> Task details
Retype the data below verbatim, from the line containing "452, 77, 493]" through the line containing "337, 274, 376]", both lines included.

> Stored rows
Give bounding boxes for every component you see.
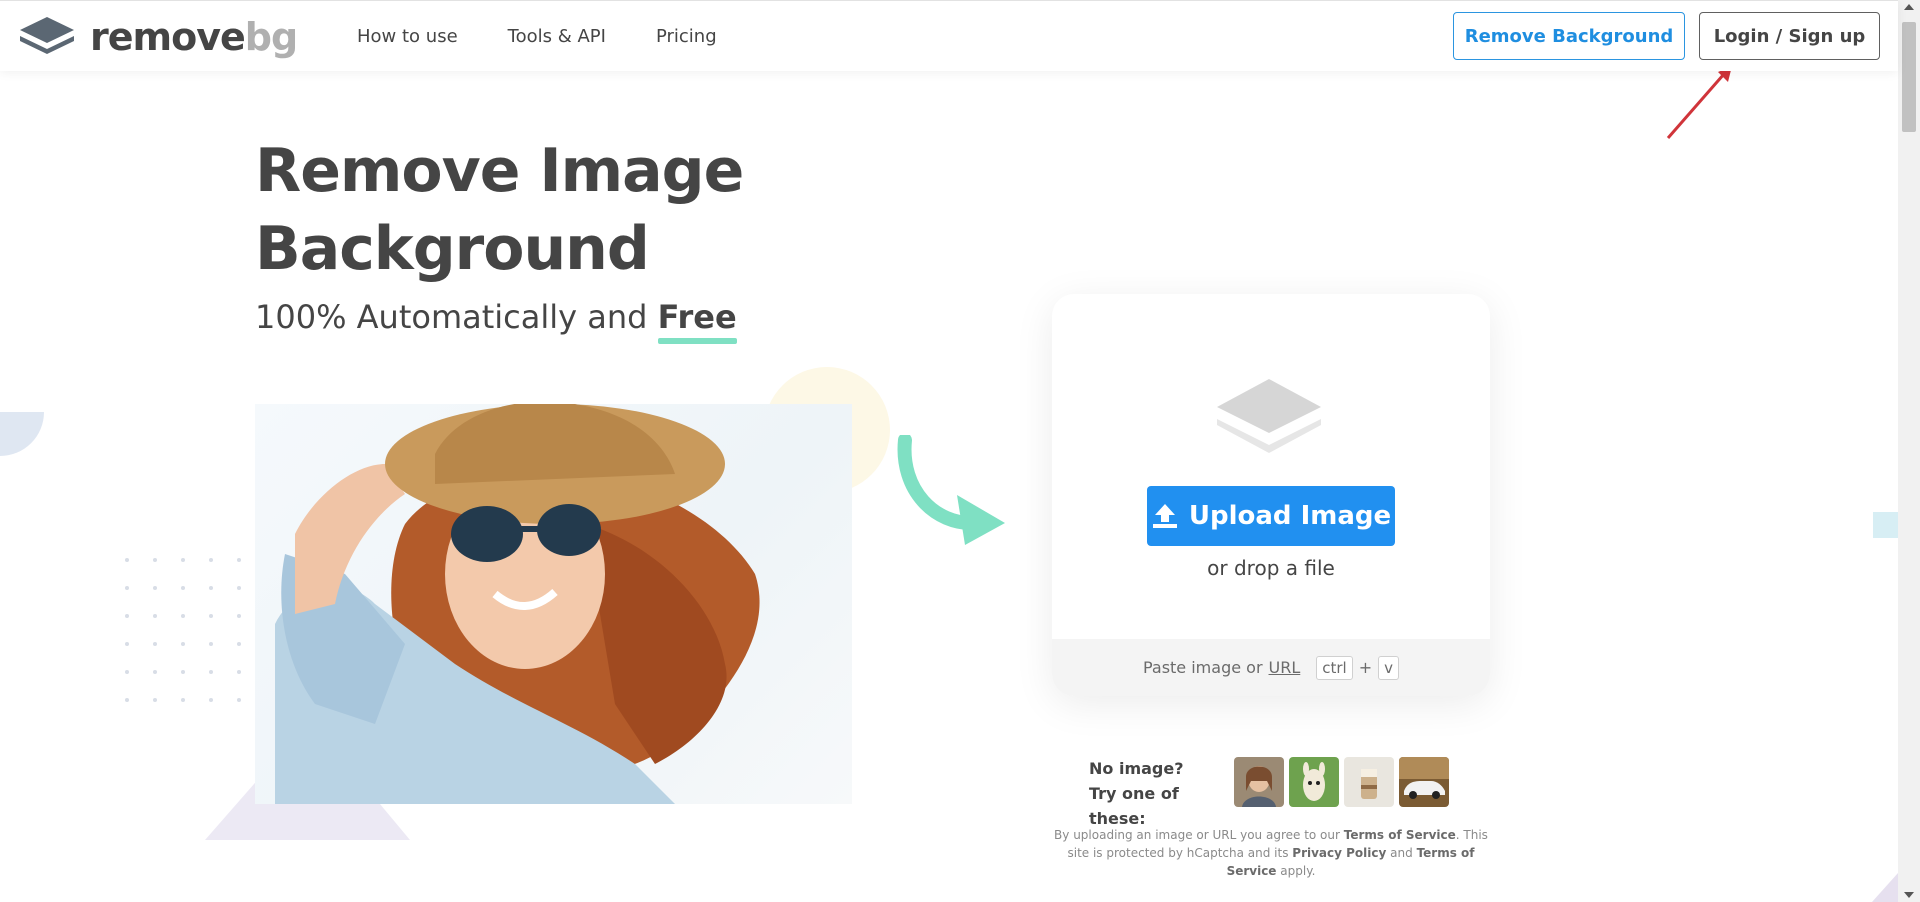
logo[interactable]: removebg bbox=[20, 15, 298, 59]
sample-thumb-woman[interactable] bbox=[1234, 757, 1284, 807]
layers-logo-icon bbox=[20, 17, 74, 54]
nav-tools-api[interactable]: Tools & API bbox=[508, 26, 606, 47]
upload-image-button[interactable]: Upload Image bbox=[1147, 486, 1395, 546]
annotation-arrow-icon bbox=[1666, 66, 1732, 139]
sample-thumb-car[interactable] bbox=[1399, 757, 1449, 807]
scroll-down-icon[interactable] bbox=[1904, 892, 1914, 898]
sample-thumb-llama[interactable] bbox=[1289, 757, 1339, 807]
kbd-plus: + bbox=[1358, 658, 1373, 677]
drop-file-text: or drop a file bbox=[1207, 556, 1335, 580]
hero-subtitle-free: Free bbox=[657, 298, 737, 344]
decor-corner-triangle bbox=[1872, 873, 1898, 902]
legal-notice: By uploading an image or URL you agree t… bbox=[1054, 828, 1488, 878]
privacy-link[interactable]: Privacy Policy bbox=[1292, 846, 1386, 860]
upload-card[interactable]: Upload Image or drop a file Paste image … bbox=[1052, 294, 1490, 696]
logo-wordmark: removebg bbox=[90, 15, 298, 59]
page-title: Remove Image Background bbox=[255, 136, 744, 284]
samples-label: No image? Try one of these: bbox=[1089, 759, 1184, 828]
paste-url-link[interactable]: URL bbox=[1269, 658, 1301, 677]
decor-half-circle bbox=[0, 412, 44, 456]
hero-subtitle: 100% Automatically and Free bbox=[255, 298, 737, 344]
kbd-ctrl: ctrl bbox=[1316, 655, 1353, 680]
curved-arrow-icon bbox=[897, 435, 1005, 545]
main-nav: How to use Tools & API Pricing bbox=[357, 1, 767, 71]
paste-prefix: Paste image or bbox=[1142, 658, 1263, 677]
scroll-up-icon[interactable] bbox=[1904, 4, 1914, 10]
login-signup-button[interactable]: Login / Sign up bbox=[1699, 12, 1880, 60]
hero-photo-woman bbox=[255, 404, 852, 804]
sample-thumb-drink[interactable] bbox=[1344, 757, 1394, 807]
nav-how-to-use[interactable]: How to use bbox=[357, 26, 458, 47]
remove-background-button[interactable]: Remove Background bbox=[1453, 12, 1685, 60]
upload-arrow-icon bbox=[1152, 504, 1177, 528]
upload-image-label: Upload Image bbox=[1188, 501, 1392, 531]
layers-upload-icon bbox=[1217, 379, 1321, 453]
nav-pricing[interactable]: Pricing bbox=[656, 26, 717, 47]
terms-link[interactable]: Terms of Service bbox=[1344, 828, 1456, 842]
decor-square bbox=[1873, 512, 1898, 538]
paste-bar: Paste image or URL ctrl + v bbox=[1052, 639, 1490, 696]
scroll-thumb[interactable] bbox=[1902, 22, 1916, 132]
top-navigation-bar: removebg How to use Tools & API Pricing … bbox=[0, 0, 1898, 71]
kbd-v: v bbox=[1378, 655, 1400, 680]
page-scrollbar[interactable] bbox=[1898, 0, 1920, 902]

...

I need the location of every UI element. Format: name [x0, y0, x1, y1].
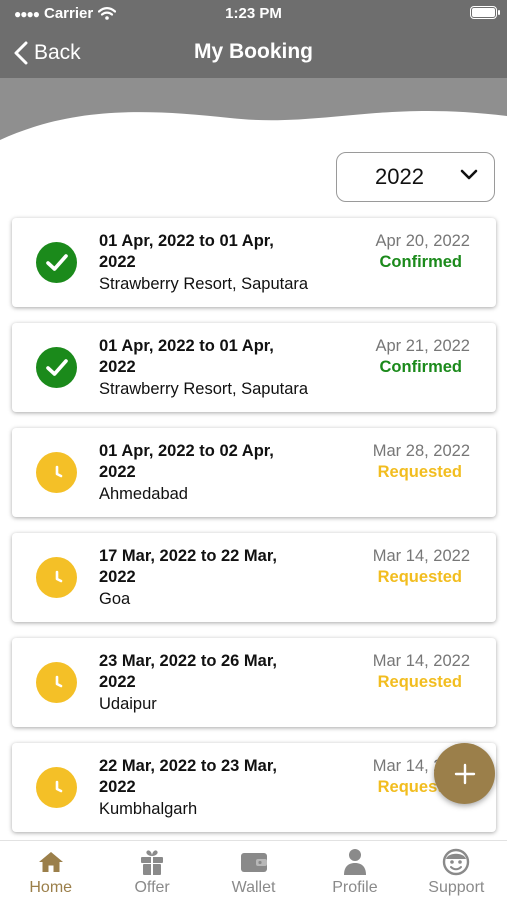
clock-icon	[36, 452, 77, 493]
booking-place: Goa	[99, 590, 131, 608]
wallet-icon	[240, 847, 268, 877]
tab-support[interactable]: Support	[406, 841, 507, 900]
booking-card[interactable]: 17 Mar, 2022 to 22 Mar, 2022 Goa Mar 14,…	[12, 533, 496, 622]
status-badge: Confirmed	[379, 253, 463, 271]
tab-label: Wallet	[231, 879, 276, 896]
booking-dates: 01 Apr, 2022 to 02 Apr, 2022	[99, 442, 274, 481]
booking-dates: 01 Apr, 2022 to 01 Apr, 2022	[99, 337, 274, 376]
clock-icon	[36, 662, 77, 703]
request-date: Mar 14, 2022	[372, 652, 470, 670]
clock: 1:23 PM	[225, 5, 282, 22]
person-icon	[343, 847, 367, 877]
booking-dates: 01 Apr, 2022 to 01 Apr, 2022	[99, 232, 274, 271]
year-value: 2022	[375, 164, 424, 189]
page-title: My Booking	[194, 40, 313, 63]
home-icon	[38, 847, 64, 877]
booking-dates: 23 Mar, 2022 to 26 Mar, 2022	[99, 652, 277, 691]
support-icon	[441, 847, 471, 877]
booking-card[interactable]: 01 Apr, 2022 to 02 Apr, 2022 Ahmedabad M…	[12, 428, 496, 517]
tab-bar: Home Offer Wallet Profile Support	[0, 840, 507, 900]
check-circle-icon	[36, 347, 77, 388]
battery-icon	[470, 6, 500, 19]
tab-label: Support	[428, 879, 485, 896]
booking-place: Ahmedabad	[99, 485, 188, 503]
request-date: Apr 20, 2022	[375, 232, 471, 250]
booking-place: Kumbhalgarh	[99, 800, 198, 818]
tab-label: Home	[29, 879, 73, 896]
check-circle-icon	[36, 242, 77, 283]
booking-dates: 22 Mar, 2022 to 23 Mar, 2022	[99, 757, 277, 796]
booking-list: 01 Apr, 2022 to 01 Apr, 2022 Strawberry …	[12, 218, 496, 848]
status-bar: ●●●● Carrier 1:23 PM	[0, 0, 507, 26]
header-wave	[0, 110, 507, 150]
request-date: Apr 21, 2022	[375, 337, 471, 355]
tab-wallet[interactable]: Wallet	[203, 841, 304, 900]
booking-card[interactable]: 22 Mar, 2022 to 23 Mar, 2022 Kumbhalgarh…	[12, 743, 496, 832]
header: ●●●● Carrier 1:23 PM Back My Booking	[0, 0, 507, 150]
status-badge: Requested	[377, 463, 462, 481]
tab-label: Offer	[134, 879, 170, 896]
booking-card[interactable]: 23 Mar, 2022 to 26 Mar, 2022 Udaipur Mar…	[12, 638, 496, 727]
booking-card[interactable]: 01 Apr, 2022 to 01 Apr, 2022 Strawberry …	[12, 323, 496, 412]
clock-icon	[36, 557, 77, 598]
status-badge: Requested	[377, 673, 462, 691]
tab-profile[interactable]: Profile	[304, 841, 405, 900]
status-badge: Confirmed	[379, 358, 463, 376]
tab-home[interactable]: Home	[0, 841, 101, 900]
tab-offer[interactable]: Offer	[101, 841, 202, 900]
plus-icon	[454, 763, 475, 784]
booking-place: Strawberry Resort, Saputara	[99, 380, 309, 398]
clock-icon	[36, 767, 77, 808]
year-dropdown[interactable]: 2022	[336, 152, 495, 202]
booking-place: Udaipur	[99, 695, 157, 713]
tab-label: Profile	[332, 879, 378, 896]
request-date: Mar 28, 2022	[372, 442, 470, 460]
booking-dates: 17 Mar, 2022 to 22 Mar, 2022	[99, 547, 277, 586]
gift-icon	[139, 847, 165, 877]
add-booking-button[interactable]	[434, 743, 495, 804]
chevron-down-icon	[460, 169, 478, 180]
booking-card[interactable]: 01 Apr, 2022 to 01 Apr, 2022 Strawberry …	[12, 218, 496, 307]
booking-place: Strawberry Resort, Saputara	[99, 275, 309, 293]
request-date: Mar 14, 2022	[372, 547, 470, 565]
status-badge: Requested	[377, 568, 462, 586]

> Solved problem
clock-icon	[36, 452, 77, 493]
booking-place: Goa	[99, 590, 131, 608]
wallet-icon	[240, 847, 268, 877]
tab-support[interactable]: Support	[406, 841, 507, 900]
booking-card[interactable]: 17 Mar, 2022 to 22 Mar, 2022 Goa Mar 14,…	[12, 533, 496, 622]
status-badge: Confirmed	[379, 253, 463, 271]
tab-label: Wallet	[231, 879, 276, 896]
booking-dates: 01 Apr, 2022 to 02 Apr, 2022	[99, 442, 274, 481]
booking-dates: 01 Apr, 2022 to 01 Apr, 2022	[99, 337, 274, 376]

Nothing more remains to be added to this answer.